=== Source material ===

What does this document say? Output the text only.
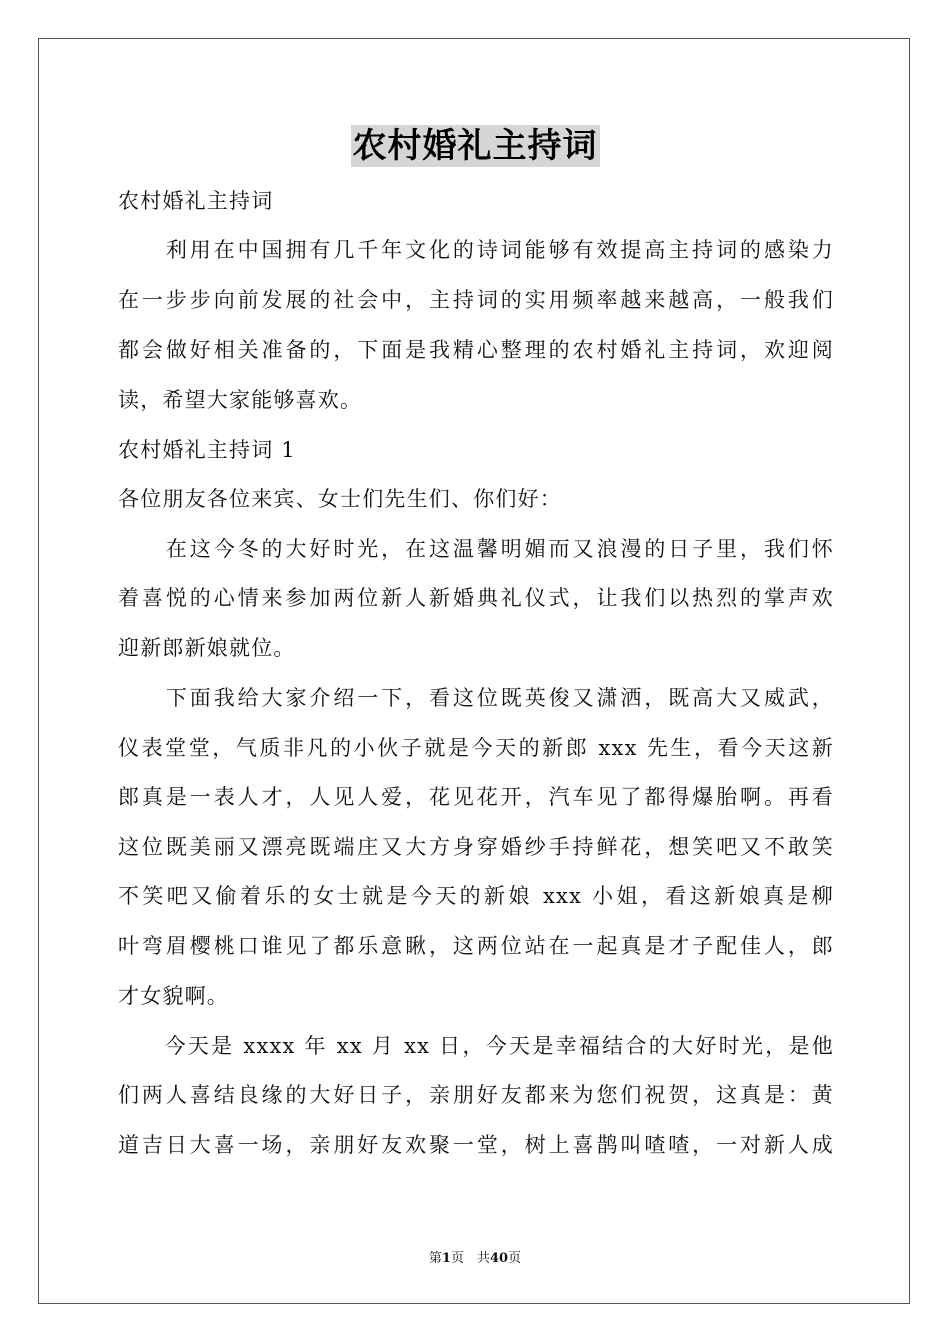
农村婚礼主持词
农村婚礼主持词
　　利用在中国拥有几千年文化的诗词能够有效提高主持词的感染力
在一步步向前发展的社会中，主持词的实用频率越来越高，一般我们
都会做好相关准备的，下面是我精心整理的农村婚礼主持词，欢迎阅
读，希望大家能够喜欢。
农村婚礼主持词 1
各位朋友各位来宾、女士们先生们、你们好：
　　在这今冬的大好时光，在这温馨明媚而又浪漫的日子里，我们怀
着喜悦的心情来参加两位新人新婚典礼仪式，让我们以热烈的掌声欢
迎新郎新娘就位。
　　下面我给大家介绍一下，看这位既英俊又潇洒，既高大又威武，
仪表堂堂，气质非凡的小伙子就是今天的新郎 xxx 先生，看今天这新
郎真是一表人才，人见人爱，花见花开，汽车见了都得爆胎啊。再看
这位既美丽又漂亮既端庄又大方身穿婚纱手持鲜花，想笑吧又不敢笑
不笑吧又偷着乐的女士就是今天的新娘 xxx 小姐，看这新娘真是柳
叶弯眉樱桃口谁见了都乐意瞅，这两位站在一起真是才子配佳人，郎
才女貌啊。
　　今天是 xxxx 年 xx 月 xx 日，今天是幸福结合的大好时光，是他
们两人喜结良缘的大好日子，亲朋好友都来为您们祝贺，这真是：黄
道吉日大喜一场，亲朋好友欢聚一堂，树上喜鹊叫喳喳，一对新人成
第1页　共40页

===
=== Source material ===

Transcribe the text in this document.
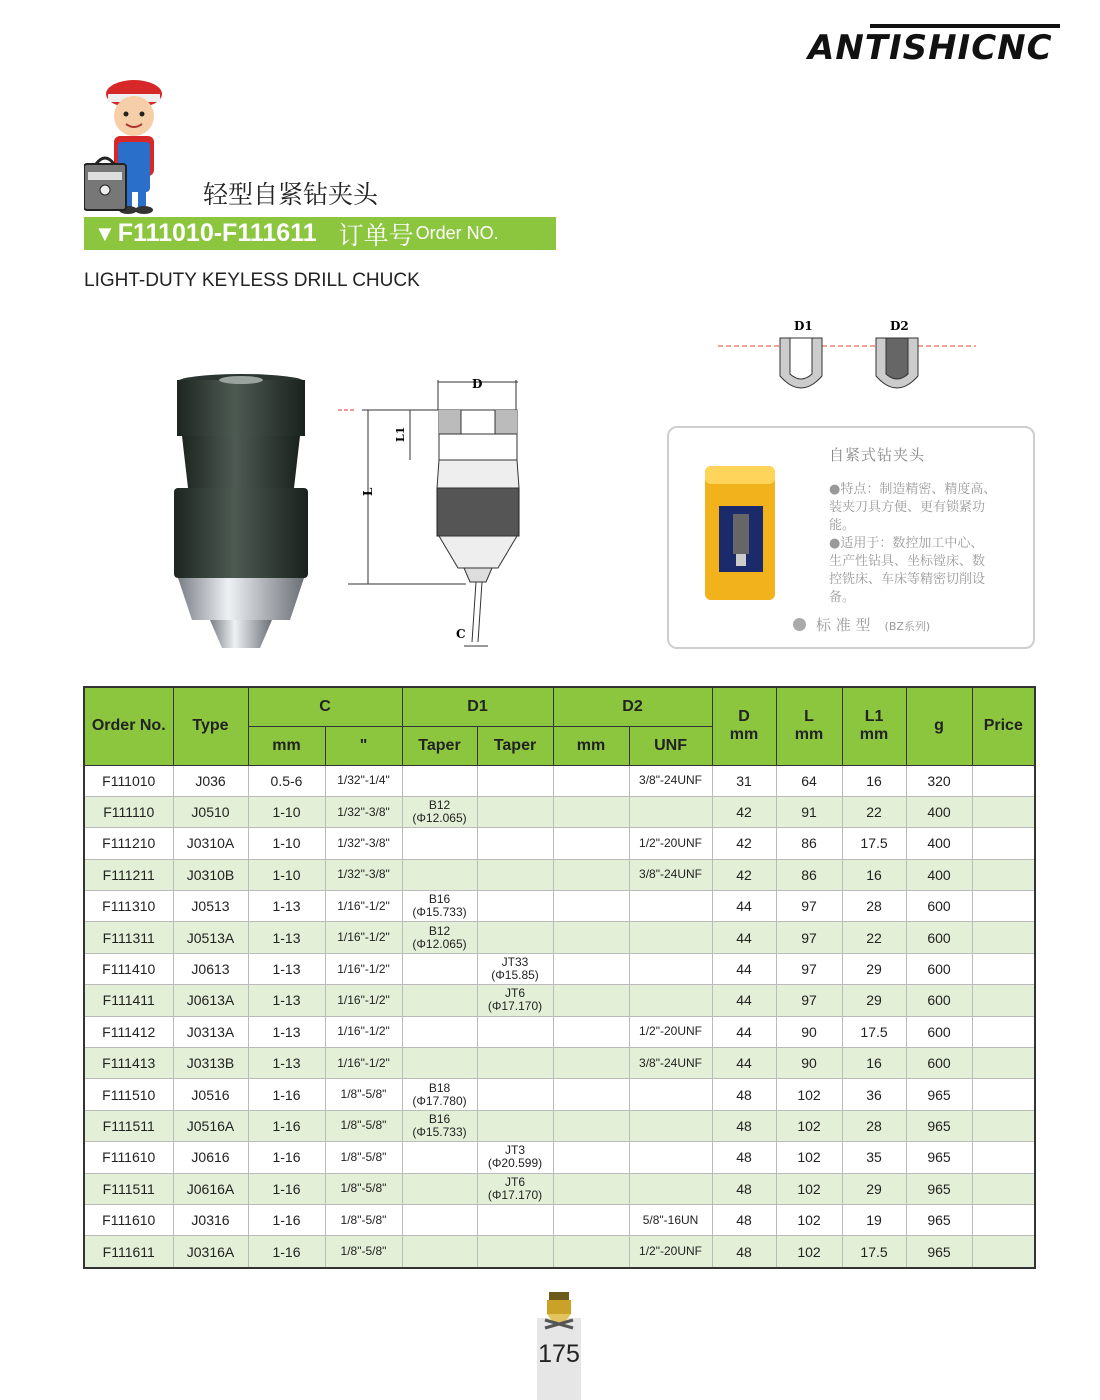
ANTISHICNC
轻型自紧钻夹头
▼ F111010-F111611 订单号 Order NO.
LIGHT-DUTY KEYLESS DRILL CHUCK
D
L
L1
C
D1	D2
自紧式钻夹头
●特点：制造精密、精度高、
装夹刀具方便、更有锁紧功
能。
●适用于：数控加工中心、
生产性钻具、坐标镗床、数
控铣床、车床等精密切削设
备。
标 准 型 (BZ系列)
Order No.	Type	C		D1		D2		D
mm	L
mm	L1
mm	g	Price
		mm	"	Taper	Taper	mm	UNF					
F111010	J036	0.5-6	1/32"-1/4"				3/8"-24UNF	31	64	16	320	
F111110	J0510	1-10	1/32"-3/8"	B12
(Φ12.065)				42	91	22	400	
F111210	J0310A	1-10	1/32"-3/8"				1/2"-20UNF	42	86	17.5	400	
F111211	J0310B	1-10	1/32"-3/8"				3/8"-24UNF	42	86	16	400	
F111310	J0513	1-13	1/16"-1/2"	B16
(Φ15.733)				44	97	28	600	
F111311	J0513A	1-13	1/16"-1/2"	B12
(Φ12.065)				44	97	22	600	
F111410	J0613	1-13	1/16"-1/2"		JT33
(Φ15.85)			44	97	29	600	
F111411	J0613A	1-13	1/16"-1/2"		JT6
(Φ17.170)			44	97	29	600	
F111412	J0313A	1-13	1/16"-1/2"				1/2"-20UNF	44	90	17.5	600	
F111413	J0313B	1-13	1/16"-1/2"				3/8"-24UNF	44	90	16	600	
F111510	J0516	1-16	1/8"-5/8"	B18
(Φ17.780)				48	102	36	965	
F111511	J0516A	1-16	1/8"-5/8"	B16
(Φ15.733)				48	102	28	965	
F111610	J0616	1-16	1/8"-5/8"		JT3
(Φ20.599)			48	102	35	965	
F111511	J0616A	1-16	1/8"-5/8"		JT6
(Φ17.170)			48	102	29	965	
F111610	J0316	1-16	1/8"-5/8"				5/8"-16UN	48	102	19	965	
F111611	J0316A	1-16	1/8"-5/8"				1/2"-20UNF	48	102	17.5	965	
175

===
=== Source material ===

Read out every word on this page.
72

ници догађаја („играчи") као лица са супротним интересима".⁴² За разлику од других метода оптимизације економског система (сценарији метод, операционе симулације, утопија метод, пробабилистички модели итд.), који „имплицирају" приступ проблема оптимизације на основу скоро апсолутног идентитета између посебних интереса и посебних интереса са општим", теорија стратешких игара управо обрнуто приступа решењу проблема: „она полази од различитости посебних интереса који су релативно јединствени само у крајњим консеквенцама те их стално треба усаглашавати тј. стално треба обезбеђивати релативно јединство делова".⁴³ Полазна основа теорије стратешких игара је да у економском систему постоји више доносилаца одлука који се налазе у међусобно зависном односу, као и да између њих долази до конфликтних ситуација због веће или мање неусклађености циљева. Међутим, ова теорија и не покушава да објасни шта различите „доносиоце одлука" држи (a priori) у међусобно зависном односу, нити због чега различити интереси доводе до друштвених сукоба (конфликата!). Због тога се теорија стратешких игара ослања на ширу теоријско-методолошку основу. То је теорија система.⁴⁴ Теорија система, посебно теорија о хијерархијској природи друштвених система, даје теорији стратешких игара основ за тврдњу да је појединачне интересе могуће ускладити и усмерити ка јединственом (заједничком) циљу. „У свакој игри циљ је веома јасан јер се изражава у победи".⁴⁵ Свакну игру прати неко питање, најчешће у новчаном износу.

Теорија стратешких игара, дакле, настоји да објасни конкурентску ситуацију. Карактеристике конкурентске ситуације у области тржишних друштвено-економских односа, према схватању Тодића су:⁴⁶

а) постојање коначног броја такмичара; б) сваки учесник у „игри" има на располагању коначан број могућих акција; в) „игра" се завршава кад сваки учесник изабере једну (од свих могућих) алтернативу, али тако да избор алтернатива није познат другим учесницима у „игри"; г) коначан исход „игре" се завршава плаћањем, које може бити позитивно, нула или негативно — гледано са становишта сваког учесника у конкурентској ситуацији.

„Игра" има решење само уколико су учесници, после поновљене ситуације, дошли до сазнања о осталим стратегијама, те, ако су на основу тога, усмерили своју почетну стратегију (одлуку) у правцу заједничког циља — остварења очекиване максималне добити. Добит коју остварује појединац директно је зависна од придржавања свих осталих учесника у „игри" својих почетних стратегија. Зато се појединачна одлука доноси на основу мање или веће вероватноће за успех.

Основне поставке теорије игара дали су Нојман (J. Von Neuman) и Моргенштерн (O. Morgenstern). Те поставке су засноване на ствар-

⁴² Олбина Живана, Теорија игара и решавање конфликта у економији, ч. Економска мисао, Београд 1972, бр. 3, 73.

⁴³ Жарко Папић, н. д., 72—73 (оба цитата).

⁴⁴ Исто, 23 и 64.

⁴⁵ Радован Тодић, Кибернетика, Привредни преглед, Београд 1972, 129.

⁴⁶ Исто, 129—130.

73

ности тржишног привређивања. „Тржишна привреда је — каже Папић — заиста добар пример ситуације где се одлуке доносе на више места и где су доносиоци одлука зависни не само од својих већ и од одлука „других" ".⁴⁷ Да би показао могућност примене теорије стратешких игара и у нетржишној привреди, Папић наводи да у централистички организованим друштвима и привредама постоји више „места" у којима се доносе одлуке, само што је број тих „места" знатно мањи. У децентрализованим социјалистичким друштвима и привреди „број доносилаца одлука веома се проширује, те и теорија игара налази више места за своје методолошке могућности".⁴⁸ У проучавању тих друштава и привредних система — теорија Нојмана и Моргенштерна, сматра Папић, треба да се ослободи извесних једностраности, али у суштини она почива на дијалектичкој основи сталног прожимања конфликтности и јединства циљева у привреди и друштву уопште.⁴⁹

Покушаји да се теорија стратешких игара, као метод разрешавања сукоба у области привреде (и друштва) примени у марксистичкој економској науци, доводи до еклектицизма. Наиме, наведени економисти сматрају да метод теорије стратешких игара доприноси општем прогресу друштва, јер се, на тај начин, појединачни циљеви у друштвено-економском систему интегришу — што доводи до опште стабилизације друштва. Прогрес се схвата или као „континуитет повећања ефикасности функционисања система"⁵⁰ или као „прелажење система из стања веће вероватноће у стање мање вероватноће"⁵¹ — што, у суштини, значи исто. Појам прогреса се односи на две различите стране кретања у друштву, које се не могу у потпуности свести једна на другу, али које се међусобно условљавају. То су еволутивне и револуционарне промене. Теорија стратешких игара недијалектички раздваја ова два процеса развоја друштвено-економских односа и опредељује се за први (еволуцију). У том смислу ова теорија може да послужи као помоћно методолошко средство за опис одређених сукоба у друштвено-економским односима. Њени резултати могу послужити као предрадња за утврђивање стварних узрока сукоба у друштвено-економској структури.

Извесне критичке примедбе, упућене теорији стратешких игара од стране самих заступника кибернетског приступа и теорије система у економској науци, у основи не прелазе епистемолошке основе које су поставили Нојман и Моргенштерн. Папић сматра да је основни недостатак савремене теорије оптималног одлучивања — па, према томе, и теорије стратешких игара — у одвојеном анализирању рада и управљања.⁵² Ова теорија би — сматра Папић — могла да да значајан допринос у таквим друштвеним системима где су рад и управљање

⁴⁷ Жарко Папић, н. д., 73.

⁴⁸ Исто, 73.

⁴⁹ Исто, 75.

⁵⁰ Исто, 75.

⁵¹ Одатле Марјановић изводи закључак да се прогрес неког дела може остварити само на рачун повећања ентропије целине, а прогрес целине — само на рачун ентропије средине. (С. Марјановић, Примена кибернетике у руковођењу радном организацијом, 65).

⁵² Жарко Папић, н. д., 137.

===

- _What needs to be done_
Across the material above, count every line holding "text" and write down only the number.

- _Answer to the task_
2